### Instructions for the task
All material below is to be reproduced exactly.

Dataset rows
******

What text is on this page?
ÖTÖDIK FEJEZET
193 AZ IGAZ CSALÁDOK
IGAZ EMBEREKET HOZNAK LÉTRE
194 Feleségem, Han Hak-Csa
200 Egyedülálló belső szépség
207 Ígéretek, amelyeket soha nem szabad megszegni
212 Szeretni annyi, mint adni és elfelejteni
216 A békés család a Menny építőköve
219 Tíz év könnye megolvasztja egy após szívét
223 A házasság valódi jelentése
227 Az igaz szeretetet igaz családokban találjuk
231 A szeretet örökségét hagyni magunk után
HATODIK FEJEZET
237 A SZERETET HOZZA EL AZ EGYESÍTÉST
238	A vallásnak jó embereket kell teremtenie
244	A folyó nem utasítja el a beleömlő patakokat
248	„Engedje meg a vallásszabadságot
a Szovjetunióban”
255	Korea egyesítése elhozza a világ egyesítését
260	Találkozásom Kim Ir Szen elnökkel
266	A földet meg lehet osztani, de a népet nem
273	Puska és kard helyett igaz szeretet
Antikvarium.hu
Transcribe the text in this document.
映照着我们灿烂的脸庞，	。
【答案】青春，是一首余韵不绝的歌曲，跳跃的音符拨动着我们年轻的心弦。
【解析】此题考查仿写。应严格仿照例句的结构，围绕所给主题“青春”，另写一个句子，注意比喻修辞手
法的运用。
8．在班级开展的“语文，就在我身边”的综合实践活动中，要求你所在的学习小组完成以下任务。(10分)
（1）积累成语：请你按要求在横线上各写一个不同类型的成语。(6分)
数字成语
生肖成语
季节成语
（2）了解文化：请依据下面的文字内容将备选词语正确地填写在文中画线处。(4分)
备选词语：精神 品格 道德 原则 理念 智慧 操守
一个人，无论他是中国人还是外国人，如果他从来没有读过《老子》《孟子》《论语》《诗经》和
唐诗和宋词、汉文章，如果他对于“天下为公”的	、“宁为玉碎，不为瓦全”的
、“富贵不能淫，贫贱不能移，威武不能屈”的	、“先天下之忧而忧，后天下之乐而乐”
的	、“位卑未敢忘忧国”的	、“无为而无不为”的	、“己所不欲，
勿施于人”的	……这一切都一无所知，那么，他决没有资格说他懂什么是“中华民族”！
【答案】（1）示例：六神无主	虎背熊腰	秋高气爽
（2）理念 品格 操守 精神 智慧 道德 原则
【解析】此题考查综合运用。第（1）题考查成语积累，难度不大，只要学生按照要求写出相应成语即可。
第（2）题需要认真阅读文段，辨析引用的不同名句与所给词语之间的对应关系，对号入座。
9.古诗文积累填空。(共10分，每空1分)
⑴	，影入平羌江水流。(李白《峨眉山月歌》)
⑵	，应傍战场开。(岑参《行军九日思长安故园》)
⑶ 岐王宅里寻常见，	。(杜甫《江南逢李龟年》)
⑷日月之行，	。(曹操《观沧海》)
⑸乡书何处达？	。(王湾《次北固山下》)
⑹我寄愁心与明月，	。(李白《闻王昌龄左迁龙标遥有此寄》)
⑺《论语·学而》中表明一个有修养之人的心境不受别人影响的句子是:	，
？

******

### Solution to this problem
What text is on this page?
ÖTÖDIK FEJEZET
193 AZ IGAZ CSALÁDOK
IGAZ EMBEREKET HOZNAK LÉTRE
194 Feleségem, Han Hak-Csa
200 Egyedülálló belső szépség
207 Ígéretek, amelyeket soha nem szabad megszegni
212 Szeretni annyi, mint adni és elfelejteni
216 A békés család a Menny építőköve
219 Tíz év könnye megolvasztja egy após szívét
223 A házasság valódi jelentése
227 Az igaz szeretetet igaz családokban találjuk
231 A szeretet örökségét hagyni magunk után
HATODIK FEJEZET
237 A SZERETET HOZZA EL AZ EGYESÍTÉST
238	A vallásnak jó embereket kell teremtenie
244	A folyó nem utasítja el a beleömlő patakokat
248	„Engedje meg a vallásszabadságot
a Szovjetunióban”
255	Korea egyesítése elhozza a világ egyesítését
260	Találkozásom Kim Ir Szen elnökkel
266	A földet meg lehet osztani, de a népet nem
273	Puska és kard helyett igaz szeretet
Antikvarium.hu
Transcribe the text in this document.
映照着我们灿烂的脸庞，	。
【答案】青春，是一首余韵不绝的歌曲，跳跃的音符拨动着我们年轻的心弦。
【解析】此题考查仿写。应严格仿照例句的结构，围绕所给主题“青春”，另写一个句子，注意比喻修辞手
法的运用。
8．在班级开展的“语文，就在我身边”的综合实践活动中，要求你所在的学习小组完成以下任务。(10分)
（1）积累成语：请你按要求在横线上各写一个不同类型的成语。(6分)
数字成语
生肖成语
季节成语
（2）了解文化：请依据下面的文字内容将备选词语正确地填写在文中画线处。(4分)
备选词语：精神 品格 道德 原则 理念 智慧 操守
一个人，无论他是中国人还是外国人，如果他从来没有读过《老子》《孟子》《论语》《诗经》和
唐诗和宋词、汉文章，如果他对于“天下为公”的	、“宁为玉碎，不为瓦全”的
、“富贵不能淫，贫贱不能移，威武不能屈”的	、“先天下之忧而忧，后天下之乐而乐”
的	、“位卑未敢忘忧国”的	、“无为而无不为”的	、“己所不欲，
勿施于人”的	……这一切都一无所知，那么，他决没有资格说他懂什么是“中华民族”！
【答案】（1）示例：六神无主	虎背熊腰	秋高气爽
（2）理念 品格 操守 精神 智慧 道德 原则
【解析】此题考查综合运用。第（1）题考查成语积累，难度不大，只要学生按照要求写出相应成语即可。
第（2）题需要认真阅读文段，辨析引用的不同名句与所给词语之间的对应关系，对号入座。
9.古诗文积累填空。(共10分，每空1分)
⑴	，影入平羌江水流。(李白《峨眉山月歌》)
⑵	，应傍战场开。(岑参《行军九日思长安故园》)
⑶ 岐王宅里寻常见，	。(杜甫《江南逢李龟年》)
⑷日月之行，	。(曹操《观沧海》)
⑸乡书何处达？	。(王湾《次北固山下》)
⑹我寄愁心与明月，	。(李白《闻王昌龄左迁龙标遥有此寄》)
⑺《论语·学而》中表明一个有修养之人的心境不受别人影响的句子是:	，
？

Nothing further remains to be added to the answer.